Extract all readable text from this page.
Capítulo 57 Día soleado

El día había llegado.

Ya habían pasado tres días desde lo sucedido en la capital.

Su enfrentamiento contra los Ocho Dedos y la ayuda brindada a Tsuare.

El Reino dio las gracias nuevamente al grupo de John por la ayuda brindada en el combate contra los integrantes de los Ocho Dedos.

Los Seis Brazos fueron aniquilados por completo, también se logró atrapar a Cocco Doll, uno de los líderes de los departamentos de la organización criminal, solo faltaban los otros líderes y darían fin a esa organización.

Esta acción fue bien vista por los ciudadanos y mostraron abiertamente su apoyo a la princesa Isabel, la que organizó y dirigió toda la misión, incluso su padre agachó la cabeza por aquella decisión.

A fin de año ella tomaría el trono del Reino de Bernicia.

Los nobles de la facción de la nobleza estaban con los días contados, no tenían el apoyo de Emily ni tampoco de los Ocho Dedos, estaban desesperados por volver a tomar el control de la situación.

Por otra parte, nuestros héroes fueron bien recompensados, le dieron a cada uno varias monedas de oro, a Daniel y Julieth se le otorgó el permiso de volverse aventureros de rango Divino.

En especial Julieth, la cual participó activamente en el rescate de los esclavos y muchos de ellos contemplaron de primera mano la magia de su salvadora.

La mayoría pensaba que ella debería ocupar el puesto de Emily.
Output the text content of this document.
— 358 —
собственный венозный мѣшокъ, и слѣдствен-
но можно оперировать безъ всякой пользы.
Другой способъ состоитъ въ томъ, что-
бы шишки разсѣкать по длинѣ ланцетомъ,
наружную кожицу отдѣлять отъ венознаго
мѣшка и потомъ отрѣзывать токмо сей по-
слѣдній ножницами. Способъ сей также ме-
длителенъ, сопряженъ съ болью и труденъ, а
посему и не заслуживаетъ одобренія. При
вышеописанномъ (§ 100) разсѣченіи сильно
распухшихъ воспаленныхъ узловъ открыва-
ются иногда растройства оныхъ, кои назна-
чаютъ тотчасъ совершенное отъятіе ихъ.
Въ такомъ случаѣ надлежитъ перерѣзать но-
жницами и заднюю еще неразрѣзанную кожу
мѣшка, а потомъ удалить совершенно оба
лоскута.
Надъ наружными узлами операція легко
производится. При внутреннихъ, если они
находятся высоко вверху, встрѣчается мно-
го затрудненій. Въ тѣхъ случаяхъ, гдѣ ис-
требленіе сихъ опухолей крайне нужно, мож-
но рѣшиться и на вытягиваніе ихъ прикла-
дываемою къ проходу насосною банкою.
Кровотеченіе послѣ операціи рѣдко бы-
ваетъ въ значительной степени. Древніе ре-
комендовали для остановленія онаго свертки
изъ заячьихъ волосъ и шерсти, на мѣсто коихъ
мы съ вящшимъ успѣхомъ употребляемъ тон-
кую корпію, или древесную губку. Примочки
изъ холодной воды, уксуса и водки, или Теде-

───

Brief -> Through the last line of the entries above, beginning at the line containing "Output the text content of this document.", transcribe each line exactly, both ends included and nothing more.

Result of the exercise ->
Output the text content of this document.
— 358 —
собственный венозный мѣшокъ, и слѣдствен-
но можно оперировать безъ всякой пользы.
Другой способъ состоитъ въ томъ, что-
бы шишки разсѣкать по длинѣ ланцетомъ,
наружную кожицу отдѣлять отъ венознаго
мѣшка и потомъ отрѣзывать токмо сей по-
слѣдній ножницами. Способъ сей также ме-
длителенъ, сопряженъ съ болью и труденъ, а
посему и не заслуживаетъ одобренія. При
вышеописанномъ (§ 100) разсѣченіи сильно
распухшихъ воспаленныхъ узловъ открыва-
ются иногда растройства оныхъ, кои назна-
чаютъ тотчасъ совершенное отъятіе ихъ.
Въ такомъ случаѣ надлежитъ перерѣзать но-
жницами и заднюю еще неразрѣзанную кожу
мѣшка, а потомъ удалить совершенно оба
лоскута.
Надъ наружными узлами операція легко
производится. При внутреннихъ, если они
находятся высоко вверху, встрѣчается мно-
го затрудненій. Въ тѣхъ случаяхъ, гдѣ ис-
требленіе сихъ опухолей крайне нужно, мож-
но рѣшиться и на вытягиваніе ихъ прикла-
дываемою къ проходу насосною банкою.
Кровотеченіе послѣ операціи рѣдко бы-
ваетъ въ значительной степени. Древніе ре-
комендовали для остановленія онаго свертки
изъ заячьихъ волосъ и шерсти, на мѣсто коихъ
мы съ вящшимъ успѣхомъ употребляемъ тон-
кую корпію, или древесную губку. Примочки
изъ холодной воды, уксуса и водки, или Теде-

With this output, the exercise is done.